Go through the lines below. Copy those with "subtitle".

(Data excerpts)
* Start *
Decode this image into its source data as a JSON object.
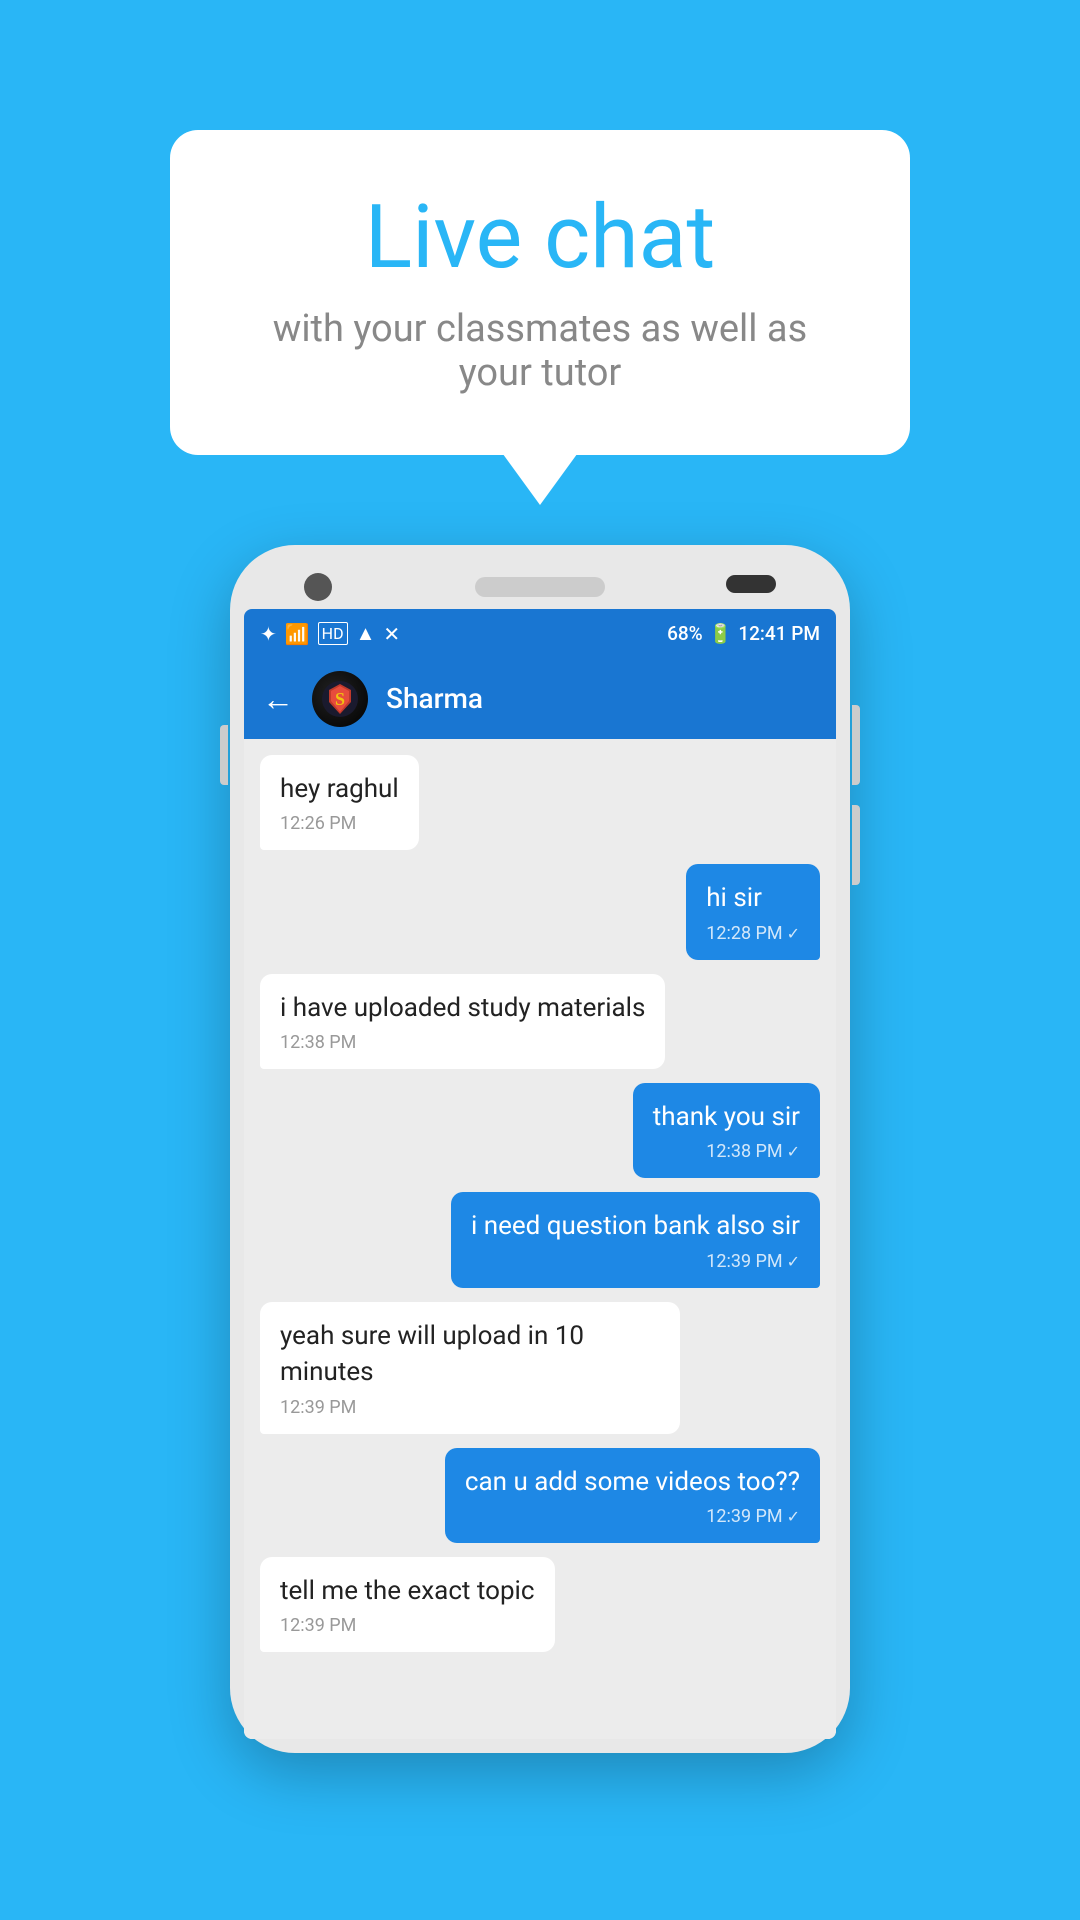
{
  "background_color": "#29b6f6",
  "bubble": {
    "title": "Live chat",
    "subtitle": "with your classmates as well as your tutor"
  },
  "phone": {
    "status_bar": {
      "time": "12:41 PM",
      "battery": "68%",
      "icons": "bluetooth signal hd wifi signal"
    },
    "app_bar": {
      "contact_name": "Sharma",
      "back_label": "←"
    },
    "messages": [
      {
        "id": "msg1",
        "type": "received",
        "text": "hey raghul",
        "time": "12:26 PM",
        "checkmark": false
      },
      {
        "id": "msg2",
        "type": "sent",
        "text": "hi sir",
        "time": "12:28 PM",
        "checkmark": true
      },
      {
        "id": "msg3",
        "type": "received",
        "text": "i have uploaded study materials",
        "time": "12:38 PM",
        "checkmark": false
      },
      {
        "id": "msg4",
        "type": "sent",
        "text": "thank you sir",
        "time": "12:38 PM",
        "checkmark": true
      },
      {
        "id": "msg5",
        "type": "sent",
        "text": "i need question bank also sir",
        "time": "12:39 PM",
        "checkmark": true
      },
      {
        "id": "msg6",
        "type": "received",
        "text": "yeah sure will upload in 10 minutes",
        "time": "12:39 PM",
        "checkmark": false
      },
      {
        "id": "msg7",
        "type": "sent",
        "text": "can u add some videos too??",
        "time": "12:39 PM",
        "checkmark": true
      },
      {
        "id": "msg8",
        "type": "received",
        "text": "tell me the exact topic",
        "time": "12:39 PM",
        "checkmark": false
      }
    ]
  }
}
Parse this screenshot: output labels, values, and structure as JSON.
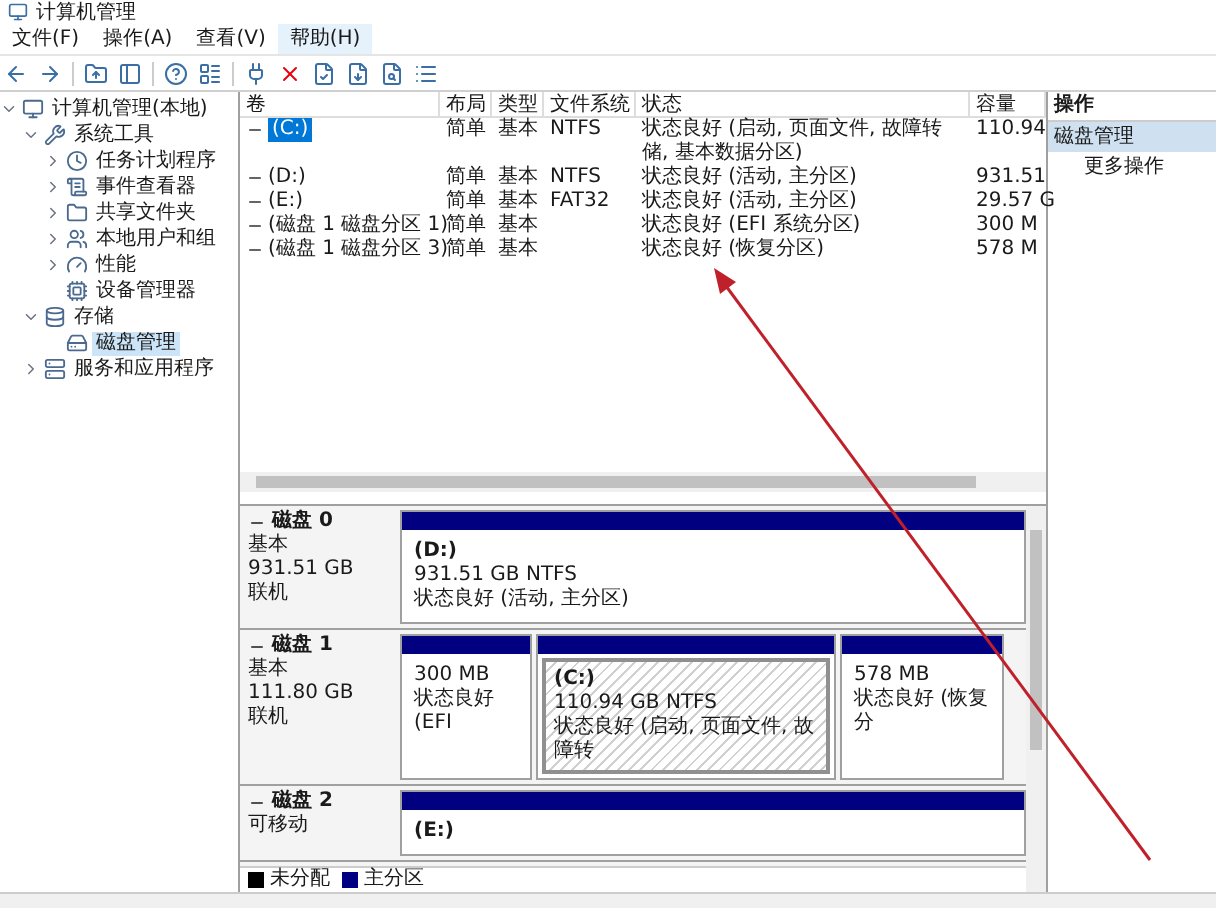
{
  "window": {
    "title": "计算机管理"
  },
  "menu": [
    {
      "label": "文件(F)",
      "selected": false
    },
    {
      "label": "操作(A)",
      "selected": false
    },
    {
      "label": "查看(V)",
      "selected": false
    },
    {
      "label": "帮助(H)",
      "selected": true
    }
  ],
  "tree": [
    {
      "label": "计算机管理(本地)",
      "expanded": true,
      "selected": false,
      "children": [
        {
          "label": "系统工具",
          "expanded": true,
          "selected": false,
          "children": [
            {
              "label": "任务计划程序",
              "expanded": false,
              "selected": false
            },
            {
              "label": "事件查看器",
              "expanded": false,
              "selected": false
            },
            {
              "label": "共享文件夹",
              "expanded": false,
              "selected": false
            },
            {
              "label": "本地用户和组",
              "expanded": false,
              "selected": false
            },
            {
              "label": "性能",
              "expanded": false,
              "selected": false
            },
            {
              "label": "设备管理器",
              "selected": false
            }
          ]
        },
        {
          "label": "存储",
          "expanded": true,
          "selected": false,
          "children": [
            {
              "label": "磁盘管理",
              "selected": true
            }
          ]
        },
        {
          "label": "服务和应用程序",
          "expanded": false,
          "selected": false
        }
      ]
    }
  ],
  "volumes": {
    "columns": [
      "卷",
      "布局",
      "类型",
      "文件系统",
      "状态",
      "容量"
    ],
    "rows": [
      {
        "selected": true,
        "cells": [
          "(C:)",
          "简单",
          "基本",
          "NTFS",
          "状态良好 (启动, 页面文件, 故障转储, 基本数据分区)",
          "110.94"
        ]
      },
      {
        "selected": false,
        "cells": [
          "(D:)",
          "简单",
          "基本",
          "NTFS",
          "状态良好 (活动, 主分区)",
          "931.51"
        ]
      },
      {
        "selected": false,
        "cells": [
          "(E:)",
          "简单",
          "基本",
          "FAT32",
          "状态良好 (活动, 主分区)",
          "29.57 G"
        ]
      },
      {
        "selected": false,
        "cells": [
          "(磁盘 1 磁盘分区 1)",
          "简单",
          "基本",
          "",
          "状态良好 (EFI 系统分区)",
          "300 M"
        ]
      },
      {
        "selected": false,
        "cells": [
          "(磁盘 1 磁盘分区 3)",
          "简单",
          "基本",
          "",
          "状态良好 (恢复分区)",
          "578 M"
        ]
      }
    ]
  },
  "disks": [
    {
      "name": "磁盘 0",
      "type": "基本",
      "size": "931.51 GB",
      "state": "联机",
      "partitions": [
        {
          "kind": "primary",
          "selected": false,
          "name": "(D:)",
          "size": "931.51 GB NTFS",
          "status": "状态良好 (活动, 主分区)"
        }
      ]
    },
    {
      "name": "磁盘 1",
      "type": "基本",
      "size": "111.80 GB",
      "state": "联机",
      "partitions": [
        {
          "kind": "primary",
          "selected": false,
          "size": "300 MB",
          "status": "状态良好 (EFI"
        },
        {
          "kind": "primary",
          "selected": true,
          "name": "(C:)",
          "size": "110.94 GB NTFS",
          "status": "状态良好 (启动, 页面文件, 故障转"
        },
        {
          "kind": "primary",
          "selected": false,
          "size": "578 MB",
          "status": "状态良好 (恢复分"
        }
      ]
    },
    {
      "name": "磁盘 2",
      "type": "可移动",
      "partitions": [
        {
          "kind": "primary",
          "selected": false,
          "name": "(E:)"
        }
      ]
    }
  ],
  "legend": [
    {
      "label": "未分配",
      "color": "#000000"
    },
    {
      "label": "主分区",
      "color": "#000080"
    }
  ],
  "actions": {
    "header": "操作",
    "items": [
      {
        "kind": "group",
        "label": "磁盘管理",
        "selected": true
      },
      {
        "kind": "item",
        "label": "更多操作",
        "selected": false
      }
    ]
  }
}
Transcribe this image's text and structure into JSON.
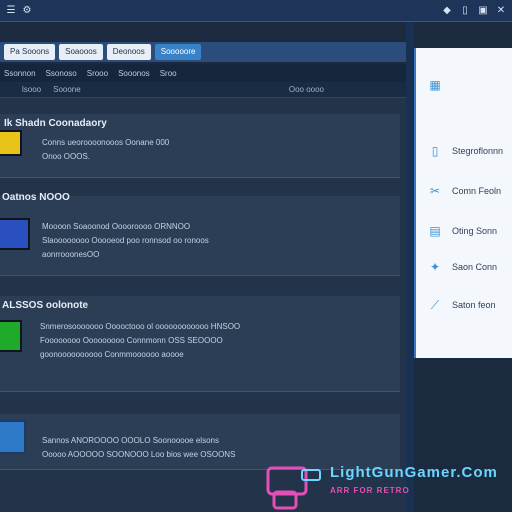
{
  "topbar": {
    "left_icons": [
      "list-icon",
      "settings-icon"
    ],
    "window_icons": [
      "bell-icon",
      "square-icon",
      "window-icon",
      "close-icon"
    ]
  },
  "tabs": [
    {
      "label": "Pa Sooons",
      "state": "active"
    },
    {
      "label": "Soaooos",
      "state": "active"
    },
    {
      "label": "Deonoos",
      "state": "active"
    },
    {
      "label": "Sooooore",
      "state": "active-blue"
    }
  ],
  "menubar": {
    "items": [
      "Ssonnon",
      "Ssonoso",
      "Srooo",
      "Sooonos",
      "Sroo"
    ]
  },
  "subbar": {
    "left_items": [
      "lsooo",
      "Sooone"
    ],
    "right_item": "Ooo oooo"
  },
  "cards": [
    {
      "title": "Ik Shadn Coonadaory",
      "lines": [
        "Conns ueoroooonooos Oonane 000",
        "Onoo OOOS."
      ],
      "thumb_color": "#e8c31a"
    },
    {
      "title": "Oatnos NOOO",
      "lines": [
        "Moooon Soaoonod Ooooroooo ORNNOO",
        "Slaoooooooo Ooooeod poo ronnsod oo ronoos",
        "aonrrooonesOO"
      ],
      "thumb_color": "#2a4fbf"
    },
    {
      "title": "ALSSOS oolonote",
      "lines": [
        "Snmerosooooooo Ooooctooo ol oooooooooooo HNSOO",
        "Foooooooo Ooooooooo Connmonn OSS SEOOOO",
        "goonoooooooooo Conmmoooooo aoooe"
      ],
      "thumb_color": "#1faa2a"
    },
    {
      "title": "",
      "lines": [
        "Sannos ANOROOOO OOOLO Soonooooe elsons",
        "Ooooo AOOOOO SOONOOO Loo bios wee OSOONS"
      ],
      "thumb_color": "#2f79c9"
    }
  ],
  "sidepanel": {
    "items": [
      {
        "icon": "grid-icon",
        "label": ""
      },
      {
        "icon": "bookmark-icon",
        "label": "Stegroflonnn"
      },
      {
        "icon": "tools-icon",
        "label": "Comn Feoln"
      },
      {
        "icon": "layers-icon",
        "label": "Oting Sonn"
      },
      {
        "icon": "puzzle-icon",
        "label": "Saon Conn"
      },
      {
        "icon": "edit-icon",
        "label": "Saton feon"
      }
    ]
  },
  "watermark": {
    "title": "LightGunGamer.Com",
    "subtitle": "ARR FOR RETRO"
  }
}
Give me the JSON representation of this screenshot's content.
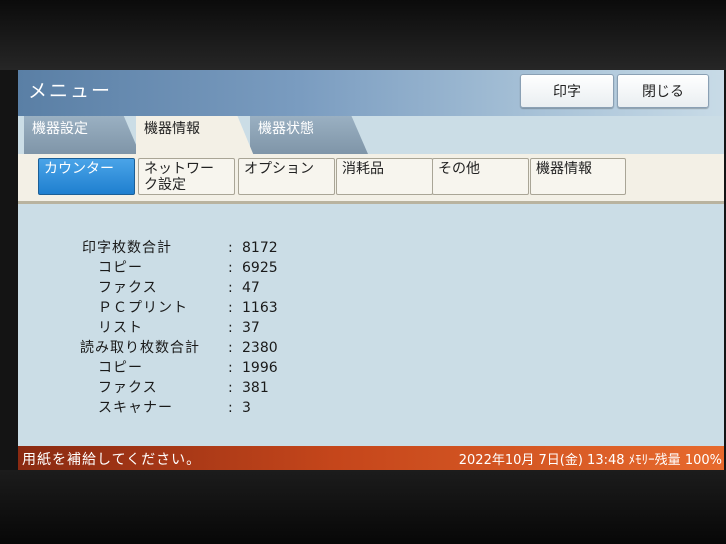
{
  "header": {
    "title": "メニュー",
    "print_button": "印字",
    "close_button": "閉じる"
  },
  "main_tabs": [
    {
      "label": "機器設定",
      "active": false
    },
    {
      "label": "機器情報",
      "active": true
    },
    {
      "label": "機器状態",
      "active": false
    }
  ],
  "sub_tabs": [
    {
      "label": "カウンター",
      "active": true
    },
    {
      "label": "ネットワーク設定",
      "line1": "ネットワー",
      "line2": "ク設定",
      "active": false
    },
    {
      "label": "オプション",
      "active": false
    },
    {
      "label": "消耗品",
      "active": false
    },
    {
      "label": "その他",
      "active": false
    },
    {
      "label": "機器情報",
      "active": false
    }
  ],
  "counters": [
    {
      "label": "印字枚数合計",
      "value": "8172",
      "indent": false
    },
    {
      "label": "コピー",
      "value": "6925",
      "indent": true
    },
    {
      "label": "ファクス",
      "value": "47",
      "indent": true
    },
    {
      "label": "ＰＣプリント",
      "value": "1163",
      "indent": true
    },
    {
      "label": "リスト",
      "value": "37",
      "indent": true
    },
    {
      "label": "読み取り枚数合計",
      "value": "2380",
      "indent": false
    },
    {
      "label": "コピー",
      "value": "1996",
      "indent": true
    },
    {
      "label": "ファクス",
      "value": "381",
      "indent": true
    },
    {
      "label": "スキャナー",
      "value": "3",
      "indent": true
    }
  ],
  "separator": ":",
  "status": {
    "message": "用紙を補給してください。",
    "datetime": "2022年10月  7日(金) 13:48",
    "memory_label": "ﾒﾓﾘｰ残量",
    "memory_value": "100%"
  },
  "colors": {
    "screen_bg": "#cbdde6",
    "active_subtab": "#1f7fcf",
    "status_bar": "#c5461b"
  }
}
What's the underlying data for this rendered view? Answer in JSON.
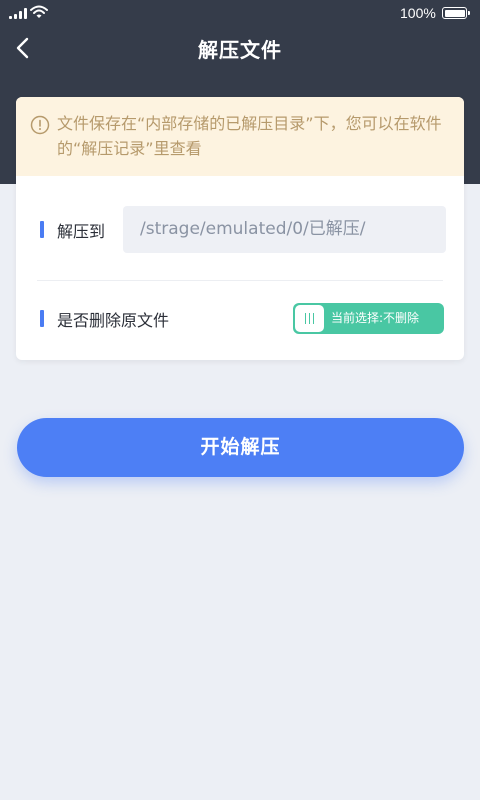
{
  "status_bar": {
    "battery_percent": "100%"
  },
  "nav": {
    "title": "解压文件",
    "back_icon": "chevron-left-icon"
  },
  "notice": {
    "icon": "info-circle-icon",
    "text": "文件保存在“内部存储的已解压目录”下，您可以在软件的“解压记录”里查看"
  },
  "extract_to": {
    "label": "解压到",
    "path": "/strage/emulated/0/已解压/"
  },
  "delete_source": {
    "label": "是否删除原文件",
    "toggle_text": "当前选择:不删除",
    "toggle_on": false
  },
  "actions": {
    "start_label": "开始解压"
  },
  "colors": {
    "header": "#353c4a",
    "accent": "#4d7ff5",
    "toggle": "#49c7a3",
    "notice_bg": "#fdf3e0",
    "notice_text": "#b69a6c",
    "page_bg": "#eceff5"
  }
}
* End *
-- ANSWER FOR THIS EXERCISE --
    "subtitle": "with your classmates as well as your tutor"
    "subtitle": "ARR FOR RETRO"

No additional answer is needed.